* _WORKING DATA_:

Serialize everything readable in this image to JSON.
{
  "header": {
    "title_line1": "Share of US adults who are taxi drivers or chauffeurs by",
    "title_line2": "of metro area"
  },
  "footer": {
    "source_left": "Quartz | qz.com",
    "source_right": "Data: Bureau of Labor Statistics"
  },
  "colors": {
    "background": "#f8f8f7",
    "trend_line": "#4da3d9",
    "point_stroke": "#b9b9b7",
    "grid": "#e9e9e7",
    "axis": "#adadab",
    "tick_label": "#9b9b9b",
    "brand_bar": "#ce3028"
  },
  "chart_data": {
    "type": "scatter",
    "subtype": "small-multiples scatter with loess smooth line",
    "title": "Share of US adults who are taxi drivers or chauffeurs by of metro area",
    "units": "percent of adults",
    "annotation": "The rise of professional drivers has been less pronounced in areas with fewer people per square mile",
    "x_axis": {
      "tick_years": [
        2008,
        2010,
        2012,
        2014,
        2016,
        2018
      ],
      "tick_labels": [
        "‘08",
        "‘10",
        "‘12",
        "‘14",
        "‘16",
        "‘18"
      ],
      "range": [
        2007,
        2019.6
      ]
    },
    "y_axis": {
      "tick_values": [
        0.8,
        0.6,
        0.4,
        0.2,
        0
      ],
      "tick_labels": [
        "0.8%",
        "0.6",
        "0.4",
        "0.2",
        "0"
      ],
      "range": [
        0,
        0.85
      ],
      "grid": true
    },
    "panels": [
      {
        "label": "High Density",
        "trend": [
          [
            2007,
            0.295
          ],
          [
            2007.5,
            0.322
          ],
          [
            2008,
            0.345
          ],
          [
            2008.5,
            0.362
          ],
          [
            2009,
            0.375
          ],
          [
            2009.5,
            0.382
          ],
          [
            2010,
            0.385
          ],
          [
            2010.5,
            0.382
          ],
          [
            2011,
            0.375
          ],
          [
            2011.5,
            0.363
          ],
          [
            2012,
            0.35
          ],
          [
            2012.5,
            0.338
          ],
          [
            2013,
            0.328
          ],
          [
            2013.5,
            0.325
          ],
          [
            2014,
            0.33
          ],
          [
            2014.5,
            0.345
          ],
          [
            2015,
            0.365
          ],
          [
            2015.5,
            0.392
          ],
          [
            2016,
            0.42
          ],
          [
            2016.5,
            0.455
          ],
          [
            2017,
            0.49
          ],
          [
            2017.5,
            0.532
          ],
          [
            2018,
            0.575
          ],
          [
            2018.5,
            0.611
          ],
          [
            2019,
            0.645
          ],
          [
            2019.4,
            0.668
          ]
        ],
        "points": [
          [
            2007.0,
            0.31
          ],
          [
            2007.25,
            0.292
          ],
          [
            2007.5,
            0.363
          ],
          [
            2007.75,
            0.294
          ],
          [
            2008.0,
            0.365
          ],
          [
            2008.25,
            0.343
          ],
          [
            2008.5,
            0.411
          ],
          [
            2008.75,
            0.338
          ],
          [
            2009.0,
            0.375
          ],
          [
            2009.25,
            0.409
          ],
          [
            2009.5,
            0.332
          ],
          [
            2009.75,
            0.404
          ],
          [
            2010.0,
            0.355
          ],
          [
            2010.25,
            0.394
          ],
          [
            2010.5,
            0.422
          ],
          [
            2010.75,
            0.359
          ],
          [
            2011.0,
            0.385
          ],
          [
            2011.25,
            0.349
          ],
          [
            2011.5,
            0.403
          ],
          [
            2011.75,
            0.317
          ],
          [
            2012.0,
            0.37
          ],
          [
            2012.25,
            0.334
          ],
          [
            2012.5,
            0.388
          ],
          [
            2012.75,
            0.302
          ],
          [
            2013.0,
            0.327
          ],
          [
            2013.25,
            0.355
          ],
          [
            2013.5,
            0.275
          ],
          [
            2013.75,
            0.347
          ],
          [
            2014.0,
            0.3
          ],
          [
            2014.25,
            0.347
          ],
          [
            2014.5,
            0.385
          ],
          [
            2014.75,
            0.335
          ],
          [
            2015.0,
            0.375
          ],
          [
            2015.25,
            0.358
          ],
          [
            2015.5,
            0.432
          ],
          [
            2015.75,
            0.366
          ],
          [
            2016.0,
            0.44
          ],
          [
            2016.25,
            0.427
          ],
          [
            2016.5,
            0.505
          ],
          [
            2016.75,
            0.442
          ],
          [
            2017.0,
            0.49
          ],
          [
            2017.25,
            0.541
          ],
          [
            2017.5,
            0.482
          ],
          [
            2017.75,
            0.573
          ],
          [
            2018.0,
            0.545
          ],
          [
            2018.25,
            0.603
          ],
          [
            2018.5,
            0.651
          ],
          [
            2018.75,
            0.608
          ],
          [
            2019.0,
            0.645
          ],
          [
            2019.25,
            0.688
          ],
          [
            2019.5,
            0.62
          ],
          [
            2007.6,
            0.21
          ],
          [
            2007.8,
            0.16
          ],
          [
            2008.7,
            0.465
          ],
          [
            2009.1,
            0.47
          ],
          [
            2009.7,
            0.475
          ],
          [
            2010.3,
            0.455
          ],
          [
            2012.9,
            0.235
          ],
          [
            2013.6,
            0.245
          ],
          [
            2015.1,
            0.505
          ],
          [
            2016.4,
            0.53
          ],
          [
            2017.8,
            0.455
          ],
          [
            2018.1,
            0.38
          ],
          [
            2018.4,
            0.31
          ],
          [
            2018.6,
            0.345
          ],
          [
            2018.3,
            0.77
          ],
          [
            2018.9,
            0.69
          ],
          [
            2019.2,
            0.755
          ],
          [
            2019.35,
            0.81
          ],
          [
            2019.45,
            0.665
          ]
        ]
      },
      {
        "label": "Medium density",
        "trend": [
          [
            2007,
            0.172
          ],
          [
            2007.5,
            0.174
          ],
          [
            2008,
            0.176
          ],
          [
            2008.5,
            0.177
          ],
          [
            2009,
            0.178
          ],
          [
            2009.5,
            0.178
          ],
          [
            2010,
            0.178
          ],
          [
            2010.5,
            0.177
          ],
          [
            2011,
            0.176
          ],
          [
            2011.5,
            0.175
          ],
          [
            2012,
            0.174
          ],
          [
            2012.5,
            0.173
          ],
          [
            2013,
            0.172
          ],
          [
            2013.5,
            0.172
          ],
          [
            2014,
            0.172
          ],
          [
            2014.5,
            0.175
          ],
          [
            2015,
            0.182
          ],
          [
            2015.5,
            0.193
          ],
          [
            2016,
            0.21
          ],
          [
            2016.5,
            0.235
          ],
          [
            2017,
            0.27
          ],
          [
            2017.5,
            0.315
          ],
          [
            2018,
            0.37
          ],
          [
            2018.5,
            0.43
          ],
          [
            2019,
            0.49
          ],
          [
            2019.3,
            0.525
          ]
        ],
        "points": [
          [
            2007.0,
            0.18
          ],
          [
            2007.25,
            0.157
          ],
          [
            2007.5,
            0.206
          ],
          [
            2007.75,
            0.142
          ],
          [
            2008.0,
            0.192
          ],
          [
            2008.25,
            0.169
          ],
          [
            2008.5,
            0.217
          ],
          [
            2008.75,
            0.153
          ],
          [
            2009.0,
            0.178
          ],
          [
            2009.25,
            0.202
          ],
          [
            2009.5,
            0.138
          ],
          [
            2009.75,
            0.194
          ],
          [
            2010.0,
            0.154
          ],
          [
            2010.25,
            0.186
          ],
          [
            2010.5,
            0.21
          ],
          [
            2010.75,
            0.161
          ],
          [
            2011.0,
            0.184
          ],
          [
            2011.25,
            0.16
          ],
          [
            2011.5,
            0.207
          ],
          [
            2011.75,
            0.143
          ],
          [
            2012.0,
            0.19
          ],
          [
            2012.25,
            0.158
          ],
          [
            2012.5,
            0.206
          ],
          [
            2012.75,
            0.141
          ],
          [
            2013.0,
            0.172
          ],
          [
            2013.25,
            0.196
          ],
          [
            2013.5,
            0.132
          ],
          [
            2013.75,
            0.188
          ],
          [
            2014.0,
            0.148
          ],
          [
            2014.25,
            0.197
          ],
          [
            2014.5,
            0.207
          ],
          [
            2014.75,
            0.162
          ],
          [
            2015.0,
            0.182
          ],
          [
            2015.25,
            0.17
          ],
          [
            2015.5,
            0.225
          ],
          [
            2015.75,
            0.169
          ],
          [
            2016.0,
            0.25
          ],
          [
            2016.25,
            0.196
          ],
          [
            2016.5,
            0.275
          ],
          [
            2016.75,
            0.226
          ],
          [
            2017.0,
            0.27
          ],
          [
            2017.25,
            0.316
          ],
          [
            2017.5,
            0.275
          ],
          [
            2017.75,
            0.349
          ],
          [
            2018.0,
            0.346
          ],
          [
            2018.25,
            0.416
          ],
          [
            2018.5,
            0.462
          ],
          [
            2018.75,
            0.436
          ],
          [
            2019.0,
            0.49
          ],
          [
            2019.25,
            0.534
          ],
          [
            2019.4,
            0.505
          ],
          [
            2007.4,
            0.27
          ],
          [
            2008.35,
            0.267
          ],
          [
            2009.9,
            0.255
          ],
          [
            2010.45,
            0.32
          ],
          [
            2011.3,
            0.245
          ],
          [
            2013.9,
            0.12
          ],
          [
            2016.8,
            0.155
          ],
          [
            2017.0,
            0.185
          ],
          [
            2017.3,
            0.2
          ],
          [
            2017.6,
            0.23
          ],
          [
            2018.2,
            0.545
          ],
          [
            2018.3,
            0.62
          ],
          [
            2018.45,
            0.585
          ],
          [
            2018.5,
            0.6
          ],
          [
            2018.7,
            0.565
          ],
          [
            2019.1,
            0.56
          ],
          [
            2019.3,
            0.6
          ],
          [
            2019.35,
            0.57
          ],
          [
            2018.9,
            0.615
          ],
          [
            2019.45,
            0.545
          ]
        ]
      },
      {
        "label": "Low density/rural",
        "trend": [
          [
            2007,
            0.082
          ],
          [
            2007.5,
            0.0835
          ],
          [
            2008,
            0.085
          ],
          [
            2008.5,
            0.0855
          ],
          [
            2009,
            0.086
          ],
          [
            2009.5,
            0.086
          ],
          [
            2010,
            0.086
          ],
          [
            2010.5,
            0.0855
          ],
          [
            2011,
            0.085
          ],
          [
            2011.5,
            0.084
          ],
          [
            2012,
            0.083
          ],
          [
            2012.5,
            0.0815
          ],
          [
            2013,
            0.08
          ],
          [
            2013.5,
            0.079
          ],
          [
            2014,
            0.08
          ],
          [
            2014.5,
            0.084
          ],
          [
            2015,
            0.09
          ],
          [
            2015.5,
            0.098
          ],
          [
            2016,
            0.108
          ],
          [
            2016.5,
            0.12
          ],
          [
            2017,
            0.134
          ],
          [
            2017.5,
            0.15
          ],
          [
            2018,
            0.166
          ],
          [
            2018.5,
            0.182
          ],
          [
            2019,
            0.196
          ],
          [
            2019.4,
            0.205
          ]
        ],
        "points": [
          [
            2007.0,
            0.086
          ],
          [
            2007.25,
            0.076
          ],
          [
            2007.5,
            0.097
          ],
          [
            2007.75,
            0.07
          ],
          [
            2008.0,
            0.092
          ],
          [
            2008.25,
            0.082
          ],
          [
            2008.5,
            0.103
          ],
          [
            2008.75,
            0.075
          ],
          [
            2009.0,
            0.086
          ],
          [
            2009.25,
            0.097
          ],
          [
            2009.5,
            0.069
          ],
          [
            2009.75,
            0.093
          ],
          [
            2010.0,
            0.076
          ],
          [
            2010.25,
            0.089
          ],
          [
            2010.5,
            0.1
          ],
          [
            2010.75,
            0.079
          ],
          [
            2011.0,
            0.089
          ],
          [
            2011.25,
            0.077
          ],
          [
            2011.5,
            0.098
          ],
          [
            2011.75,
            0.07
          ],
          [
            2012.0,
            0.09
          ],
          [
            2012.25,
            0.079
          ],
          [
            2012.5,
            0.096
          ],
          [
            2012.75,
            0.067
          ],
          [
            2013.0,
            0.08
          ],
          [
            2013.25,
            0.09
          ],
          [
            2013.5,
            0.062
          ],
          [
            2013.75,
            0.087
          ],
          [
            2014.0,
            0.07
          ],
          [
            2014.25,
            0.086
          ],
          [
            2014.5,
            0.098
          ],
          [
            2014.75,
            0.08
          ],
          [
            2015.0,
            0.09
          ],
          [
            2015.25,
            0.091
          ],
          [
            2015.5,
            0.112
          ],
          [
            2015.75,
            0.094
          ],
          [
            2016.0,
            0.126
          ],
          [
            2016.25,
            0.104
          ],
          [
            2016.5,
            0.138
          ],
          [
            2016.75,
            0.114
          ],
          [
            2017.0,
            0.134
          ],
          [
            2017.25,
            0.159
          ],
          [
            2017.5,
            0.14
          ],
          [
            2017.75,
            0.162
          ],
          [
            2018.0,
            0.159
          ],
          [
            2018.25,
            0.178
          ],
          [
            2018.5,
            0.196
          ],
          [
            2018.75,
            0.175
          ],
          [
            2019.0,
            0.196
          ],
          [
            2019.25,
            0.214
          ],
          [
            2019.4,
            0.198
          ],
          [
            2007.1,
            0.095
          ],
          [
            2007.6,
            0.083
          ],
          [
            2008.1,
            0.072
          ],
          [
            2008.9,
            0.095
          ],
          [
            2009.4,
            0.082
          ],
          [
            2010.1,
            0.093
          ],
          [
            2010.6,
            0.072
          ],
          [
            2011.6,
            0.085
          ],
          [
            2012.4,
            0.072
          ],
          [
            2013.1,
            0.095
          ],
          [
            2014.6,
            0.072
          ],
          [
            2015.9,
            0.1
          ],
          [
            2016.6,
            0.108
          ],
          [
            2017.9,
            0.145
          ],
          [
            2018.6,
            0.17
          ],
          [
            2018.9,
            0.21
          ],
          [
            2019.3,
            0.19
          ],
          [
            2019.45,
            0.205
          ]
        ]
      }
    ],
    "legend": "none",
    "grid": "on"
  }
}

* _WHAT YOU WILL DO_:
Copy, from the material, each line that holds the string "chauffeurs".

* _COMPLETE RESPONSE_:
    "title_line1": "Share of US adults who are taxi drivers or chauffeurs by",
    "title": "Share of US adults who are taxi drivers or chauffeurs by of metro area",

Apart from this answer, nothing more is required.